▶ Qué hacer
Reproduce sin cambios el pasaje del relato del tren que va desde "El muchacho miraba" hasta "manchadas de aceite.", incluido este último.

▶ Fragmento del texto
■ ■ ■
El muchacho miraba hacia abajo, para no marearse con la sucesión de imágenes que pasaban por al ventanilla. Los árboles, esqueletos negros que protegían este tramo del camino, parecían tristes guardianes de las vías manchadas de aceite.
El tren se detuvo en la siguiente estación.  El chico se enderezó, miró alrededor.  El cielo estaba más negro, casi no se veía nada afuera.  El chico sujetó con las dos manos la mochila negra que llevaba en la falda. Que no se le fuera a olvidar. 
En este tramo el tren parecía ir más y más veloz.  A través de la campera verde se empezó a distinguir el fondo rojizo del tapizado de los asientos.  La cara y el gorro verde permitían ver algo de la ventana del otro lado del tren. 
A medida que la velocidad aumentaba, el volúmen que ocupaba el cuerpo del muchacho, se iba convirtiendo en una masa de puntos negros y verdes, algunso beige, cada vez menos densos.  Pronto se parecía a la nube de humo que dejan los camiones viejos por la ruta.
■ ■ ■
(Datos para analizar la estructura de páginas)
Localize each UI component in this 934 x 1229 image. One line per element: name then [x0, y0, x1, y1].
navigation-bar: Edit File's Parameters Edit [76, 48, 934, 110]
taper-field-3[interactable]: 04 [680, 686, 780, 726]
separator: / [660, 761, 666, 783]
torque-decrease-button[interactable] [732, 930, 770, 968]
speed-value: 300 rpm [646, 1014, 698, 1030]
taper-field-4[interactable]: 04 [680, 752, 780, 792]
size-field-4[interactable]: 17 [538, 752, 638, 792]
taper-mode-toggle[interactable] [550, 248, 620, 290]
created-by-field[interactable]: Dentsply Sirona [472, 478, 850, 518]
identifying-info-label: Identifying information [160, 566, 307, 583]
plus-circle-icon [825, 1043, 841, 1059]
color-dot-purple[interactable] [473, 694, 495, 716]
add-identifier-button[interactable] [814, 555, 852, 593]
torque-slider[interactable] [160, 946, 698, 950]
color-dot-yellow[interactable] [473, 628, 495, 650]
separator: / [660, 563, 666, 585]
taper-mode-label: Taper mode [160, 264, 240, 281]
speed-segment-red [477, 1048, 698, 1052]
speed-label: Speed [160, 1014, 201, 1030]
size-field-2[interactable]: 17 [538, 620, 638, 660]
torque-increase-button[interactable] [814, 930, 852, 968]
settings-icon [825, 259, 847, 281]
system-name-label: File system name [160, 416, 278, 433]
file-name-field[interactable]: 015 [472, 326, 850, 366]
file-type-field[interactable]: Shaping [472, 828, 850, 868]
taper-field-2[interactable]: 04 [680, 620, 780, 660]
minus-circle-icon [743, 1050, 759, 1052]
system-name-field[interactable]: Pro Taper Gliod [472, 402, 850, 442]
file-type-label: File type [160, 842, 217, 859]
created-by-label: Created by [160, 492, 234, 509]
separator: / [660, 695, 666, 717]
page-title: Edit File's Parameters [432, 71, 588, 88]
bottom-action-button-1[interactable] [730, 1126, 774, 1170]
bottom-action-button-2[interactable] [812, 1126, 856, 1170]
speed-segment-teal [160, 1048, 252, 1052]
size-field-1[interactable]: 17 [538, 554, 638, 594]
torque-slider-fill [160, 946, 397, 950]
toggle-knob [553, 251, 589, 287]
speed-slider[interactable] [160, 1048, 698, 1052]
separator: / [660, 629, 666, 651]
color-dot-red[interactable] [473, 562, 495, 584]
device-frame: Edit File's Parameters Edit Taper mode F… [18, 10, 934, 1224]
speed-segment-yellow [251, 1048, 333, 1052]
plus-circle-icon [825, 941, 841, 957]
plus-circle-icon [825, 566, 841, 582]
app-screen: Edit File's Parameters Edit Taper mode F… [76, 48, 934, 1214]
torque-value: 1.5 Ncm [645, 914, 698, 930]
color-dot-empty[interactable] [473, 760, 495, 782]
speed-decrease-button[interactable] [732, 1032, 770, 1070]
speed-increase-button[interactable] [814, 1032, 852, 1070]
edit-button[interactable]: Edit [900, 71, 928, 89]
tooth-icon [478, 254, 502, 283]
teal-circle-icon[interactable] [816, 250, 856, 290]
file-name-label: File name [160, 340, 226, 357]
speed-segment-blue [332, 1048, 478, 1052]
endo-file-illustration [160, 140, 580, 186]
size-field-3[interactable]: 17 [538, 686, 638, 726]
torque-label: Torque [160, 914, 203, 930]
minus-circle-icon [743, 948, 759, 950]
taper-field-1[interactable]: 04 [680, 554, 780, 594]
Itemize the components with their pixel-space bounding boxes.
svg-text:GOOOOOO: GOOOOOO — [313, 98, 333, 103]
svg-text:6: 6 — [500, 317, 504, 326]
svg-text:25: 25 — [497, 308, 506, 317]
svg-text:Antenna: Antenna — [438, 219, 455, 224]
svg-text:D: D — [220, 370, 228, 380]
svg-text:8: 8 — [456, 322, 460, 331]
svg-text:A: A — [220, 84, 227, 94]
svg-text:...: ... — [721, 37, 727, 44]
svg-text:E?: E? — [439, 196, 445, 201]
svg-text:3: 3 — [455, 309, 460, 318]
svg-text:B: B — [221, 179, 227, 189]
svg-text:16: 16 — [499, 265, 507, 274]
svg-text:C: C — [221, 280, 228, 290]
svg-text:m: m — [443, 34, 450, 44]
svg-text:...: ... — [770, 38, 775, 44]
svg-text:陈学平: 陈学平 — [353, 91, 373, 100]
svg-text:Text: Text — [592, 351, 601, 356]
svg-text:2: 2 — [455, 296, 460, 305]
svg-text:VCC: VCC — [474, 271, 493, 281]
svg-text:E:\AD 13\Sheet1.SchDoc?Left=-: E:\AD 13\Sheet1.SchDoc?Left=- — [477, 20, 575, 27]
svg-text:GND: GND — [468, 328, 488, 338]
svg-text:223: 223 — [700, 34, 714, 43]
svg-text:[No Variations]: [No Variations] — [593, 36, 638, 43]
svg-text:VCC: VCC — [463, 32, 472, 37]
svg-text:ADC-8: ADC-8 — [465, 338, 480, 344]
■ ■ ■
▶ Aquí la solución
El muchacho miraba hacia abajo, para no marearse con la sucesión de imágenes que pasaban por al ventanilla. Los árboles, esqueletos negros que protegían este tramo del camino, parecían tristes guardianes de las vías manchadas de aceite.